Dataset items

## BEGIN

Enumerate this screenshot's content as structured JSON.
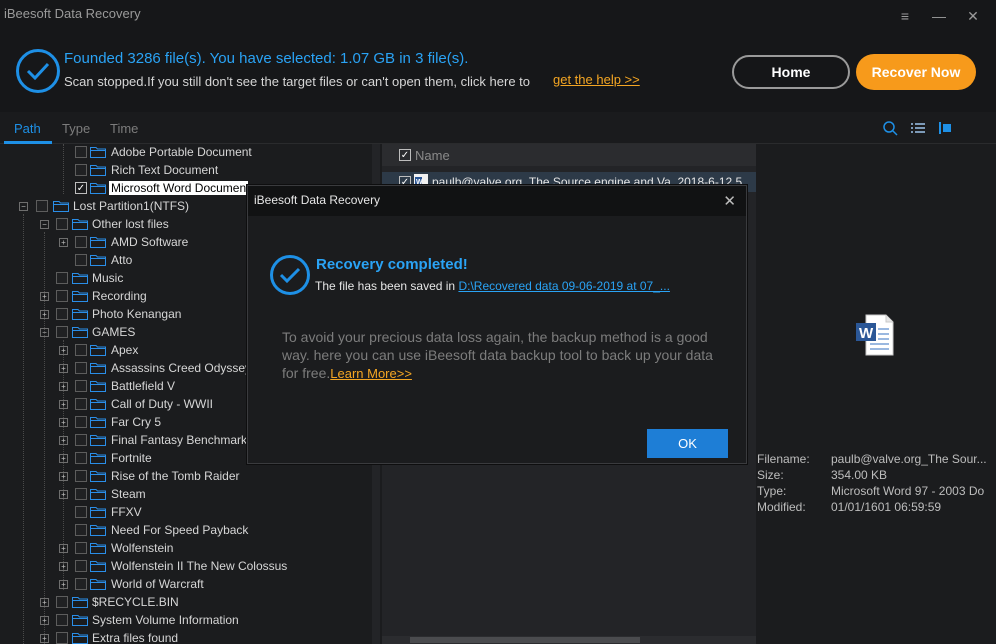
{
  "window": {
    "title": "iBeesoft Data Recovery",
    "controls": [
      "≡",
      "—",
      "✕"
    ]
  },
  "header": {
    "found_text": "Founded 3286 file(s). You have selected: 1.07 GB in 3 file(s).",
    "scan_text": "Scan stopped.If you still don't see the target files or can't open them, click here to",
    "help_link": "get the help >>",
    "home_button": "Home",
    "recover_button": "Recover Now"
  },
  "tabs": [
    "Path",
    "Type",
    "Time"
  ],
  "toolbar_icons": [
    "search-icon",
    "list-view-icon",
    "thumbnail-view-icon"
  ],
  "tree": [
    {
      "label": "Adobe Portable Document",
      "level": 2,
      "checked": false,
      "expandable": false,
      "selected": false
    },
    {
      "label": "Rich Text Document",
      "level": 2,
      "checked": false,
      "expandable": false,
      "selected": false
    },
    {
      "label": "Microsoft Word Documen",
      "level": 2,
      "checked": true,
      "expandable": false,
      "selected": true
    },
    {
      "label": "Lost Partition1(NTFS)",
      "level": 0,
      "checked": false,
      "expandable": true,
      "selected": false
    },
    {
      "label": "Other lost files",
      "level": 1,
      "checked": false,
      "expandable": true,
      "selected": false
    },
    {
      "label": "AMD Software",
      "level": 2,
      "checked": false,
      "expandable": true,
      "selected": false
    },
    {
      "label": "Atto",
      "level": 2,
      "checked": false,
      "expandable": false,
      "selected": false
    },
    {
      "label": "Music",
      "level": 1,
      "checked": false,
      "expandable": false,
      "selected": false
    },
    {
      "label": "Recording",
      "level": 1,
      "checked": false,
      "expandable": true,
      "selected": false
    },
    {
      "label": "Photo Kenangan",
      "level": 1,
      "checked": false,
      "expandable": true,
      "selected": false
    },
    {
      "label": "GAMES",
      "level": 1,
      "checked": false,
      "expandable": true,
      "selected": false
    },
    {
      "label": "Apex",
      "level": 2,
      "checked": false,
      "expandable": true,
      "selected": false
    },
    {
      "label": "Assassins Creed Odyssey",
      "level": 2,
      "checked": false,
      "expandable": true,
      "selected": false
    },
    {
      "label": "Battlefield V",
      "level": 2,
      "checked": false,
      "expandable": true,
      "selected": false
    },
    {
      "label": "Call of Duty - WWII",
      "level": 2,
      "checked": false,
      "expandable": true,
      "selected": false
    },
    {
      "label": "Far Cry 5",
      "level": 2,
      "checked": false,
      "expandable": true,
      "selected": false
    },
    {
      "label": "Final Fantasy Benchmark",
      "level": 2,
      "checked": false,
      "expandable": true,
      "selected": false
    },
    {
      "label": "Fortnite",
      "level": 2,
      "checked": false,
      "expandable": true,
      "selected": false
    },
    {
      "label": "Rise of the Tomb Raider",
      "level": 2,
      "checked": false,
      "expandable": true,
      "selected": false
    },
    {
      "label": "Steam",
      "level": 2,
      "checked": false,
      "expandable": true,
      "selected": false
    },
    {
      "label": "FFXV",
      "level": 2,
      "checked": false,
      "expandable": false,
      "selected": false
    },
    {
      "label": "Need For Speed Payback",
      "level": 2,
      "checked": false,
      "expandable": false,
      "selected": false
    },
    {
      "label": "Wolfenstein",
      "level": 2,
      "checked": false,
      "expandable": true,
      "selected": false
    },
    {
      "label": "Wolfenstein II The New Colossus",
      "level": 2,
      "checked": false,
      "expandable": true,
      "selected": false
    },
    {
      "label": "World of Warcraft",
      "level": 2,
      "checked": false,
      "expandable": true,
      "selected": false
    },
    {
      "label": "$RECYCLE.BIN",
      "level": 1,
      "checked": false,
      "expandable": true,
      "selected": false
    },
    {
      "label": "System Volume Information",
      "level": 1,
      "checked": false,
      "expandable": true,
      "selected": false
    },
    {
      "label": "Extra files found",
      "level": 1,
      "checked": false,
      "expandable": true,
      "selected": false
    }
  ],
  "file_list": {
    "header": "Name",
    "rows": [
      {
        "name": "paulb@valve.org_The Source engine and Va_2018-6-12.5",
        "checked": true
      }
    ]
  },
  "preview": {
    "icon": "word-document-icon",
    "labels": {
      "filename": "Filename:",
      "size": "Size:",
      "type": "Type:",
      "modified": "Modified:"
    },
    "values": {
      "filename": "paulb@valve.org_The Sour...",
      "size": "354.00 KB",
      "type": "Microsoft Word 97 - 2003 Do",
      "modified": "01/01/1601 06:59:59"
    }
  },
  "dialog": {
    "title": "iBeesoft Data Recovery",
    "heading": "Recovery completed!",
    "saved_prefix": "The file has been saved in",
    "saved_path": "D:\\Recovered data 09-06-2019 at 07_...",
    "body": "To avoid your precious data loss again, the backup method is a good way.  here you can use iBeesoft data backup tool to back up your data for free.",
    "learn_more": "Learn More>>",
    "ok": "OK"
  },
  "colors": {
    "accent": "#1e90e6",
    "orange": "#f79a1b",
    "background": "#1b1c1e"
  }
}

## END

Prompt
Repeat the material above verbatim, with no pictures in the output.

Task output
Enumerate this screenshot's content as structured JSON.
{
  "window": {
    "title": "iBeesoft Data Recovery",
    "controls": [
      "≡",
      "—",
      "✕"
    ]
  },
  "header": {
    "found_text": "Founded 3286 file(s). You have selected: 1.07 GB in 3 file(s).",
    "scan_text": "Scan stopped.If you still don't see the target files or can't open them, click here to",
    "help_link": "get the help >>",
    "home_button": "Home",
    "recover_button": "Recover Now"
  },
  "tabs": [
    "Path",
    "Type",
    "Time"
  ],
  "toolbar_icons": [
    "search-icon",
    "list-view-icon",
    "thumbnail-view-icon"
  ],
  "tree": [
    {
      "label": "Adobe Portable Document",
      "level": 2,
      "checked": false,
      "expandable": false,
      "selected": false
    },
    {
      "label": "Rich Text Document",
      "level": 2,
      "checked": false,
      "expandable": false,
      "selected": false
    },
    {
      "label": "Microsoft Word Documen",
      "level": 2,
      "checked": true,
      "expandable": false,
      "selected": true
    },
    {
      "label": "Lost Partition1(NTFS)",
      "level": 0,
      "checked": false,
      "expandable": true,
      "selected": false
    },
    {
      "label": "Other lost files",
      "level": 1,
      "checked": false,
      "expandable": true,
      "selected": false
    },
    {
      "label": "AMD Software",
      "level": 2,
      "checked": false,
      "expandable": true,
      "selected": false
    },
    {
      "label": "Atto",
      "level": 2,
      "checked": false,
      "expandable": false,
      "selected": false
    },
    {
      "label": "Music",
      "level": 1,
      "checked": false,
      "expandable": false,
      "selected": false
    },
    {
      "label": "Recording",
      "level": 1,
      "checked": false,
      "expandable": true,
      "selected": false
    },
    {
      "label": "Photo Kenangan",
      "level": 1,
      "checked": false,
      "expandable": true,
      "selected": false
    },
    {
      "label": "GAMES",
      "level": 1,
      "checked": false,
      "expandable": true,
      "selected": false
    },
    {
      "label": "Apex",
      "level": 2,
      "checked": false,
      "expandable": true,
      "selected": false
    },
    {
      "label": "Assassins Creed Odyssey",
      "level": 2,
      "checked": false,
      "expandable": true,
      "selected": false
    },
    {
      "label": "Battlefield V",
      "level": 2,
      "checked": false,
      "expandable": true,
      "selected": false
    },
    {
      "label": "Call of Duty - WWII",
      "level": 2,
      "checked": false,
      "expandable": true,
      "selected": false
    },
    {
      "label": "Far Cry 5",
      "level": 2,
      "checked": false,
      "expandable": true,
      "selected": false
    },
    {
      "label": "Final Fantasy Benchmark",
      "level": 2,
      "checked": false,
      "expandable": true,
      "selected": false
    },
    {
      "label": "Fortnite",
      "level": 2,
      "checked": false,
      "expandable": true,
      "selected": false
    },
    {
      "label": "Rise of the Tomb Raider",
      "level": 2,
      "checked": false,
      "expandable": true,
      "selected": false
    },
    {
      "label": "Steam",
      "level": 2,
      "checked": false,
      "expandable": true,
      "selected": false
    },
    {
      "label": "FFXV",
      "level": 2,
      "checked": false,
      "expandable": false,
      "selected": false
    },
    {
      "label": "Need For Speed Payback",
      "level": 2,
      "checked": false,
      "expandable": false,
      "selected": false
    },
    {
      "label": "Wolfenstein",
      "level": 2,
      "checked": false,
      "expandable": true,
      "selected": false
    },
    {
      "label": "Wolfenstein II The New Colossus",
      "level": 2,
      "checked": false,
      "expandable": true,
      "selected": false
    },
    {
      "label": "World of Warcraft",
      "level": 2,
      "checked": false,
      "expandable": true,
      "selected": false
    },
    {
      "label": "$RECYCLE.BIN",
      "level": 1,
      "checked": false,
      "expandable": true,
      "selected": false
    },
    {
      "label": "System Volume Information",
      "level": 1,
      "checked": false,
      "expandable": true,
      "selected": false
    },
    {
      "label": "Extra files found",
      "level": 1,
      "checked": false,
      "expandable": true,
      "selected": false
    }
  ],
  "file_list": {
    "header": "Name",
    "rows": [
      {
        "name": "paulb@valve.org_The Source engine and Va_2018-6-12.5",
        "checked": true
      }
    ]
  },
  "preview": {
    "icon": "word-document-icon",
    "labels": {
      "filename": "Filename:",
      "size": "Size:",
      "type": "Type:",
      "modified": "Modified:"
    },
    "values": {
      "filename": "paulb@valve.org_The Sour...",
      "size": "354.00 KB",
      "type": "Microsoft Word 97 - 2003 Do",
      "modified": "01/01/1601 06:59:59"
    }
  },
  "dialog": {
    "title": "iBeesoft Data Recovery",
    "heading": "Recovery completed!",
    "saved_prefix": "The file has been saved in",
    "saved_path": "D:\\Recovered data 09-06-2019 at 07_...",
    "body": "To avoid your precious data loss again, the backup method is a good way.  here you can use iBeesoft data backup tool to back up your data for free.",
    "learn_more": "Learn More>>",
    "ok": "OK"
  },
  "colors": {
    "accent": "#1e90e6",
    "orange": "#f79a1b",
    "background": "#1b1c1e"
  }
}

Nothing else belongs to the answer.